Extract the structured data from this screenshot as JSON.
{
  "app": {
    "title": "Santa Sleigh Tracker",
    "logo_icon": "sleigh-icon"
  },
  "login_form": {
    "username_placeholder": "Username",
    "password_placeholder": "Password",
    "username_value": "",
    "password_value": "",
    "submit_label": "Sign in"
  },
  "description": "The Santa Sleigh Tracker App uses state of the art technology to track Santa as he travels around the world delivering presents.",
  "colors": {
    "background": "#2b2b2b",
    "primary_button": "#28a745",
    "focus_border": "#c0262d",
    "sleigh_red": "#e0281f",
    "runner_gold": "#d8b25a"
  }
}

- [WHAT THE TASK REQUIRES]: Transcribe all of the lines in the records precisely.

- [WRITTEN SOLUTION]:
Extract the structured data from this screenshot as JSON.
{
  "app": {
    "title": "Santa Sleigh Tracker",
    "logo_icon": "sleigh-icon"
  },
  "login_form": {
    "username_placeholder": "Username",
    "password_placeholder": "Password",
    "username_value": "",
    "password_value": "",
    "submit_label": "Sign in"
  },
  "description": "The Santa Sleigh Tracker App uses state of the art technology to track Santa as he travels around the world delivering presents.",
  "colors": {
    "background": "#2b2b2b",
    "primary_button": "#28a745",
    "focus_border": "#c0262d",
    "sleigh_red": "#e0281f",
    "runner_gold": "#d8b25a"
  }
}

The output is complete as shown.